§ Short exercise
Can the data below be echoed back word for word?

* start Data for processing *

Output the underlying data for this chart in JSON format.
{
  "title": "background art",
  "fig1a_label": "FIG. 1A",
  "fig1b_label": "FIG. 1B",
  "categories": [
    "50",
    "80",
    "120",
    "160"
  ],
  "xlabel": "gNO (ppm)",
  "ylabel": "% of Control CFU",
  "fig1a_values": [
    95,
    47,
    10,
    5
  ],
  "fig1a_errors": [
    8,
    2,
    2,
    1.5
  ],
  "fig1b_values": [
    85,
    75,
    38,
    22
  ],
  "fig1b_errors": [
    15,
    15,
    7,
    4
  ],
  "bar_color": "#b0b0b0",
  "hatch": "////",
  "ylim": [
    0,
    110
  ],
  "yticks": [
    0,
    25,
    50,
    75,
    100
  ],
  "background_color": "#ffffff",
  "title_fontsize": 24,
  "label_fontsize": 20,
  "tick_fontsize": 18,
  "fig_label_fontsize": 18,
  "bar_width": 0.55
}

* end Data for processing *

§ Answer to the problem
Output the underlying data for this chart in JSON format.
{
  "title": "background art",
  "fig1a_label": "FIG. 1A",
  "fig1b_label": "FIG. 1B",
  "categories": [
    "50",
    "80",
    "120",
    "160"
  ],
  "xlabel": "gNO (ppm)",
  "ylabel": "% of Control CFU",
  "fig1a_values": [
    95,
    47,
    10,
    5
  ],
  "fig1a_errors": [
    8,
    2,
    2,
    1.5
  ],
  "fig1b_values": [
    85,
    75,
    38,
    22
  ],
  "fig1b_errors": [
    15,
    15,
    7,
    4
  ],
  "bar_color": "#b0b0b0",
  "hatch": "////",
  "ylim": [
    0,
    110
  ],
  "yticks": [
    0,
    25,
    50,
    75,
    100
  ],
  "background_color": "#ffffff",
  "title_fontsize": 24,
  "label_fontsize": 20,
  "tick_fontsize": 18,
  "fig_label_fontsize": 18,
  "bar_width": 0.55
}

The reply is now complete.